*Request*
Check each line for the word "ylabel" and report how many have it. Give nothing else.

*Records provided*
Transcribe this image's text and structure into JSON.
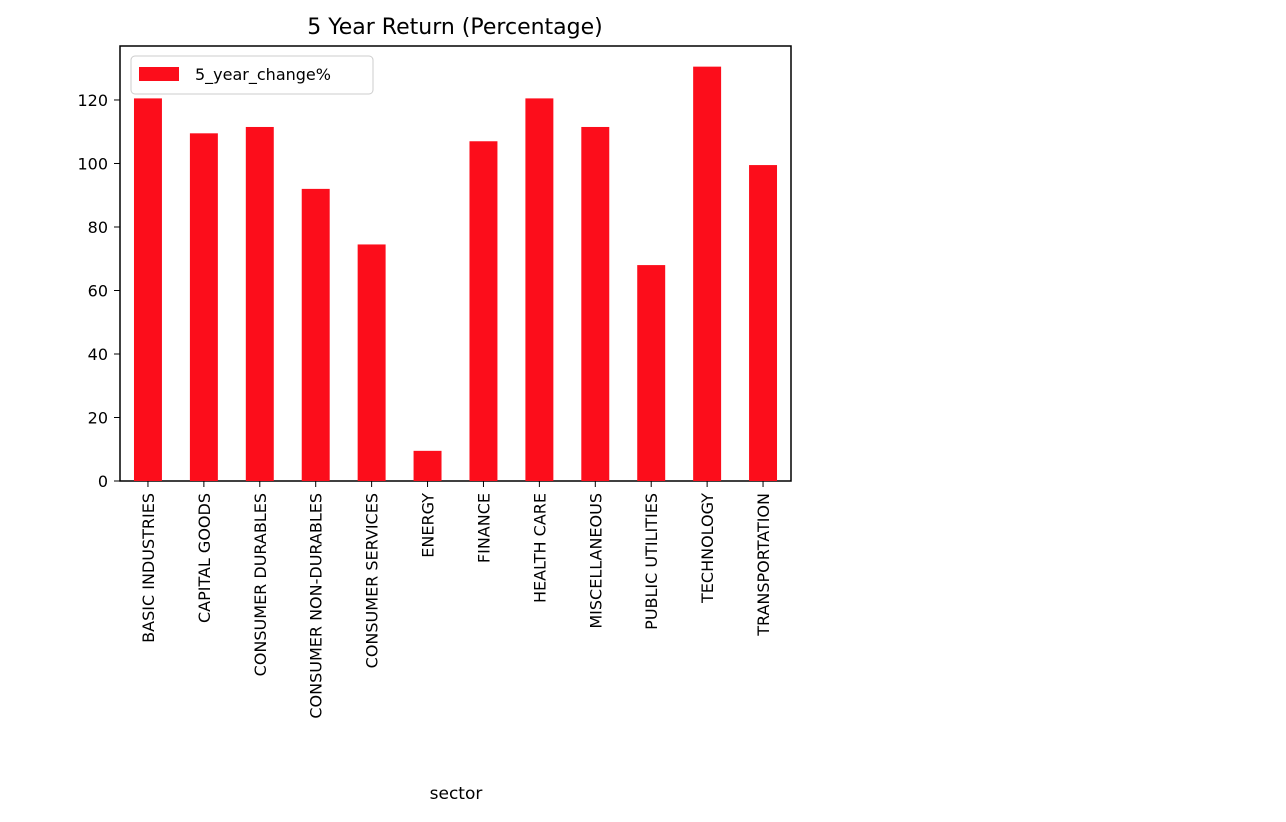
{
  "chart_data": {
    "type": "bar",
    "title": "5 Year Return (Percentage)",
    "xlabel": "sector",
    "ylabel": "",
    "categories": [
      "BASIC INDUSTRIES",
      "CAPITAL GOODS",
      "CONSUMER DURABLES",
      "CONSUMER NON-DURABLES",
      "CONSUMER SERVICES",
      "ENERGY",
      "FINANCE",
      "HEALTH CARE",
      "MISCELLANEOUS",
      "PUBLIC UTILITIES",
      "TECHNOLOGY",
      "TRANSPORTATION"
    ],
    "series": [
      {
        "name": "5_year_change%",
        "values": [
          120.5,
          109.5,
          111.5,
          92.0,
          74.5,
          9.5,
          107.0,
          120.5,
          111.5,
          68.0,
          130.5,
          99.5
        ],
        "color": "#fc0d1b"
      }
    ],
    "ylim": [
      0,
      137
    ],
    "yticks": [
      0,
      20,
      40,
      60,
      80,
      100,
      120
    ],
    "grid": false,
    "legend": {
      "placement": "upper-left",
      "entries": [
        "5_year_change%"
      ]
    }
  }
}
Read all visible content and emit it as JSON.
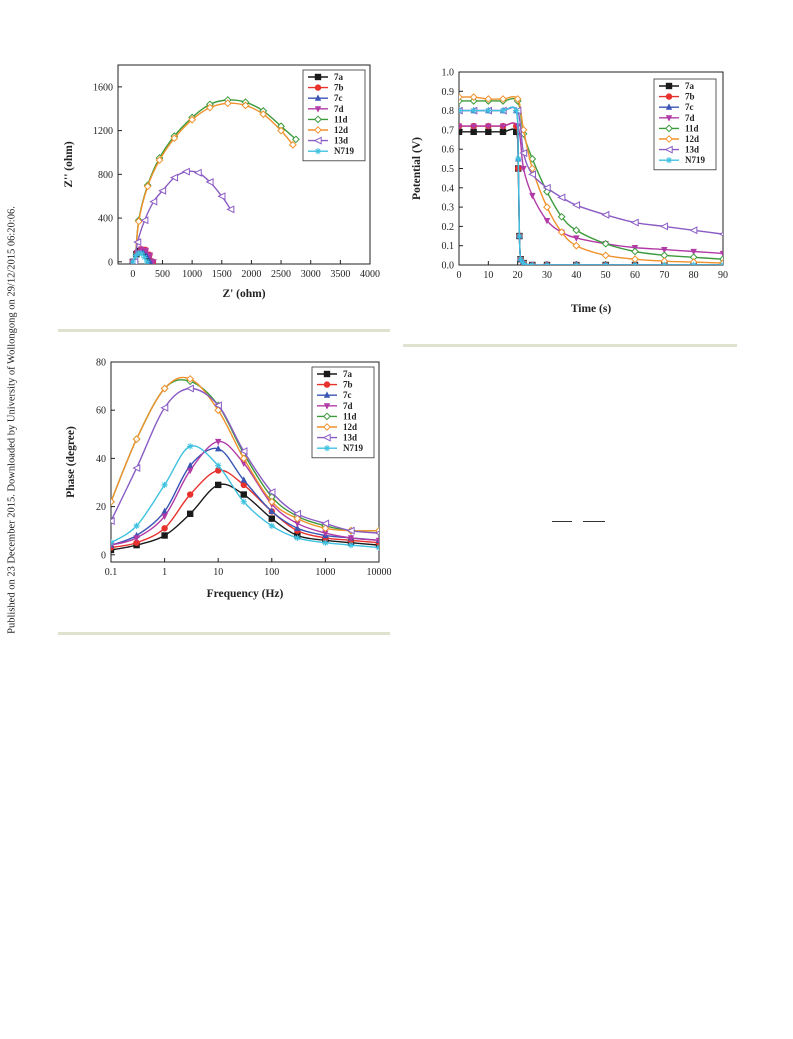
{
  "sidebar_note": "Published on 23 December 2015. Downloaded by University of Wollongong on 29/12/2015 06:20:06.",
  "colors": {
    "7a": "#1a1a1a",
    "7b": "#e8302c",
    "7c": "#3a55b4",
    "7d": "#b23aa6",
    "11d": "#3c9a3c",
    "12d": "#f0922c",
    "13d": "#8a5cc4",
    "N719": "#3fc1e0",
    "rule": "#e0e2cf"
  },
  "chart_data": [
    {
      "id": "nyquist",
      "type": "line",
      "xlabel": "Z' (ohm)",
      "ylabel": "Z'' (ohm)",
      "xlim": [
        -250,
        4000
      ],
      "ylim": [
        -20,
        1800
      ],
      "xticks": [
        0,
        500,
        1000,
        1500,
        2000,
        2500,
        3000,
        3500,
        4000
      ],
      "yticks": [
        0,
        400,
        800,
        1200,
        1600
      ],
      "legend_position": "top-right",
      "series": [
        {
          "name": "7a",
          "marker": "square",
          "x": [
            0,
            60,
            120,
            180,
            240,
            300
          ],
          "y": [
            0,
            70,
            100,
            95,
            55,
            0
          ]
        },
        {
          "name": "7b",
          "marker": "circle",
          "x": [
            0,
            70,
            140,
            210,
            280,
            340
          ],
          "y": [
            0,
            80,
            115,
            110,
            65,
            0
          ]
        },
        {
          "name": "7c",
          "marker": "triangle",
          "x": [
            0,
            60,
            120,
            180,
            240,
            290
          ],
          "y": [
            0,
            75,
            105,
            100,
            60,
            0
          ]
        },
        {
          "name": "7d",
          "marker": "triangle-down",
          "x": [
            0,
            70,
            140,
            220,
            290,
            350
          ],
          "y": [
            0,
            85,
            115,
            105,
            60,
            0
          ]
        },
        {
          "name": "11d",
          "marker": "diamond",
          "x": [
            40,
            100,
            250,
            450,
            700,
            1000,
            1300,
            1600,
            1900,
            2200,
            2500,
            2750
          ],
          "y": [
            0,
            380,
            700,
            950,
            1150,
            1320,
            1440,
            1480,
            1460,
            1380,
            1240,
            1120
          ]
        },
        {
          "name": "12d",
          "marker": "diamond",
          "x": [
            40,
            100,
            250,
            450,
            700,
            1000,
            1300,
            1600,
            1900,
            2200,
            2500,
            2700
          ],
          "y": [
            0,
            370,
            690,
            930,
            1130,
            1300,
            1410,
            1450,
            1430,
            1350,
            1200,
            1070
          ]
        },
        {
          "name": "13d",
          "marker": "triangle-left",
          "x": [
            30,
            80,
            200,
            350,
            500,
            700,
            900,
            1100,
            1300,
            1500,
            1650
          ],
          "y": [
            0,
            180,
            380,
            550,
            650,
            770,
            825,
            815,
            730,
            600,
            480
          ]
        },
        {
          "name": "N719",
          "marker": "star",
          "x": [
            0,
            50,
            100,
            150,
            200,
            240
          ],
          "y": [
            0,
            55,
            80,
            75,
            40,
            0
          ]
        }
      ]
    },
    {
      "id": "ocvd",
      "type": "line",
      "xlabel": "Time (s)",
      "ylabel": "Potential (V)",
      "xlim": [
        0,
        90
      ],
      "ylim": [
        0,
        1.0
      ],
      "xticks": [
        0,
        10,
        20,
        30,
        40,
        50,
        60,
        70,
        80,
        90
      ],
      "yticks": [
        0.0,
        0.1,
        0.2,
        0.3,
        0.4,
        0.5,
        0.6,
        0.7,
        0.8,
        0.9,
        1.0
      ],
      "legend_position": "top-right",
      "series": [
        {
          "name": "7a",
          "marker": "square",
          "x": [
            0,
            5,
            10,
            15,
            19.5,
            20.2,
            20.6,
            21,
            22,
            25,
            30,
            40,
            50,
            60,
            70,
            80,
            90
          ],
          "y": [
            0.69,
            0.69,
            0.69,
            0.69,
            0.69,
            0.5,
            0.15,
            0.03,
            0.01,
            0,
            0,
            0,
            0,
            0,
            0,
            0,
            0
          ]
        },
        {
          "name": "7b",
          "marker": "circle",
          "x": [
            0,
            5,
            10,
            15,
            19.5,
            20.2,
            20.6,
            21,
            22,
            25,
            30,
            40,
            50,
            60,
            70,
            80,
            90
          ],
          "y": [
            0.72,
            0.72,
            0.72,
            0.72,
            0.72,
            0.5,
            0.15,
            0.03,
            0.01,
            0,
            0,
            0,
            0,
            0,
            0,
            0,
            0
          ]
        },
        {
          "name": "7c",
          "marker": "triangle",
          "x": [
            0,
            5,
            10,
            15,
            19.5,
            20.2,
            20.6,
            21,
            22,
            25,
            30,
            40,
            50,
            60,
            70,
            80,
            90
          ],
          "y": [
            0.8,
            0.8,
            0.8,
            0.8,
            0.8,
            0.55,
            0.15,
            0.03,
            0.01,
            0,
            0,
            0,
            0,
            0,
            0,
            0,
            0
          ]
        },
        {
          "name": "7d",
          "marker": "triangle-down",
          "x": [
            0,
            5,
            10,
            15,
            20,
            22,
            25,
            30,
            35,
            40,
            50,
            60,
            70,
            80,
            90
          ],
          "y": [
            0.72,
            0.72,
            0.72,
            0.72,
            0.72,
            0.5,
            0.36,
            0.23,
            0.17,
            0.14,
            0.11,
            0.09,
            0.08,
            0.07,
            0.06
          ]
        },
        {
          "name": "11d",
          "marker": "diamond",
          "x": [
            0,
            5,
            10,
            15,
            20,
            22,
            25,
            30,
            35,
            40,
            50,
            60,
            70,
            80,
            90
          ],
          "y": [
            0.85,
            0.85,
            0.85,
            0.85,
            0.85,
            0.68,
            0.55,
            0.38,
            0.25,
            0.18,
            0.11,
            0.07,
            0.05,
            0.04,
            0.03
          ]
        },
        {
          "name": "12d",
          "marker": "diamond",
          "x": [
            0,
            5,
            10,
            15,
            20,
            22,
            25,
            30,
            35,
            40,
            50,
            60,
            70,
            80,
            90
          ],
          "y": [
            0.87,
            0.87,
            0.86,
            0.86,
            0.86,
            0.7,
            0.5,
            0.3,
            0.17,
            0.1,
            0.05,
            0.03,
            0.02,
            0.015,
            0.01
          ]
        },
        {
          "name": "13d",
          "marker": "triangle-left",
          "x": [
            0,
            5,
            10,
            15,
            20,
            22,
            25,
            30,
            35,
            40,
            50,
            60,
            70,
            80,
            90
          ],
          "y": [
            0.8,
            0.8,
            0.8,
            0.8,
            0.8,
            0.58,
            0.47,
            0.4,
            0.35,
            0.31,
            0.26,
            0.22,
            0.2,
            0.18,
            0.16
          ]
        },
        {
          "name": "N719",
          "marker": "star",
          "x": [
            0,
            5,
            10,
            15,
            19.5,
            20.2,
            20.6,
            21,
            22,
            25,
            30,
            40,
            50,
            60,
            70,
            80,
            90
          ],
          "y": [
            0.8,
            0.8,
            0.8,
            0.8,
            0.8,
            0.55,
            0.15,
            0.03,
            0.01,
            0,
            0,
            0,
            0,
            0,
            0,
            0,
            0
          ]
        }
      ]
    },
    {
      "id": "bode",
      "type": "line",
      "xlabel": "Frequency (Hz)",
      "ylabel": "Phase (degree)",
      "xscale": "log",
      "xlim": [
        0.1,
        10000
      ],
      "ylim": [
        -3,
        80
      ],
      "xticks": [
        0.1,
        1,
        10,
        100,
        1000,
        10000
      ],
      "xtick_labels": [
        "0.1",
        "1",
        "10",
        "100",
        "1000",
        "10000"
      ],
      "yticks": [
        0,
        20,
        40,
        60,
        80
      ],
      "legend_position": "top-right",
      "series": [
        {
          "name": "7a",
          "marker": "square",
          "x": [
            0.1,
            0.3,
            1,
            3,
            10,
            30,
            100,
            300,
            1000,
            3000,
            10000
          ],
          "y": [
            2,
            4,
            8,
            17,
            29,
            25,
            15,
            8,
            6,
            5,
            4
          ]
        },
        {
          "name": "7b",
          "marker": "circle",
          "x": [
            0.1,
            0.3,
            1,
            3,
            10,
            30,
            100,
            300,
            1000,
            3000,
            10000
          ],
          "y": [
            3,
            5,
            11,
            25,
            35,
            29,
            18,
            10,
            7,
            6,
            5
          ]
        },
        {
          "name": "7c",
          "marker": "triangle",
          "x": [
            0.1,
            0.3,
            1,
            3,
            10,
            30,
            100,
            300,
            1000,
            3000,
            10000
          ],
          "y": [
            4,
            8,
            18,
            37,
            44,
            31,
            18,
            11,
            8,
            7,
            6
          ]
        },
        {
          "name": "7d",
          "marker": "triangle-down",
          "x": [
            0.1,
            0.3,
            1,
            3,
            10,
            30,
            100,
            300,
            1000,
            3000,
            10000
          ],
          "y": [
            4,
            7,
            16,
            35,
            47,
            38,
            21,
            13,
            9,
            7,
            6
          ]
        },
        {
          "name": "11d",
          "marker": "diamond",
          "x": [
            0.1,
            0.3,
            1,
            3,
            10,
            30,
            100,
            300,
            1000,
            3000,
            10000
          ],
          "y": [
            22,
            48,
            69,
            72,
            62,
            42,
            24,
            16,
            12,
            10,
            10
          ]
        },
        {
          "name": "12d",
          "marker": "diamond",
          "x": [
            0.1,
            0.3,
            1,
            3,
            10,
            30,
            100,
            300,
            1000,
            3000,
            10000
          ],
          "y": [
            22,
            48,
            69,
            73,
            60,
            40,
            22,
            15,
            11,
            10,
            10
          ]
        },
        {
          "name": "13d",
          "marker": "triangle-left",
          "x": [
            0.1,
            0.3,
            1,
            3,
            10,
            30,
            100,
            300,
            1000,
            3000,
            10000
          ],
          "y": [
            14,
            36,
            61,
            69,
            62,
            43,
            26,
            17,
            13,
            10,
            9
          ]
        },
        {
          "name": "N719",
          "marker": "star",
          "x": [
            0.1,
            0.3,
            1,
            3,
            10,
            30,
            100,
            300,
            1000,
            3000,
            10000
          ],
          "y": [
            5,
            12,
            29,
            45,
            37,
            22,
            12,
            7,
            5,
            4,
            3
          ]
        }
      ]
    }
  ]
}
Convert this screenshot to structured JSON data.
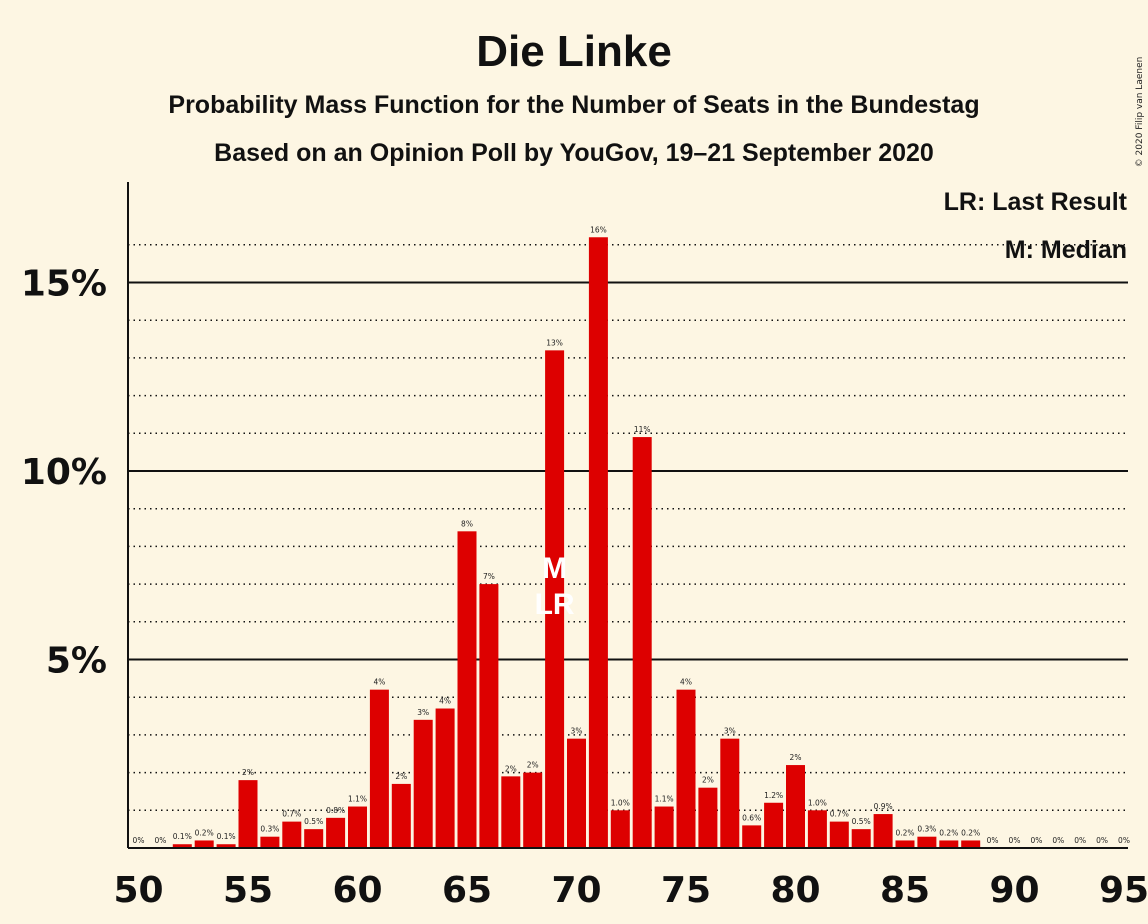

*Response to the exercise*
4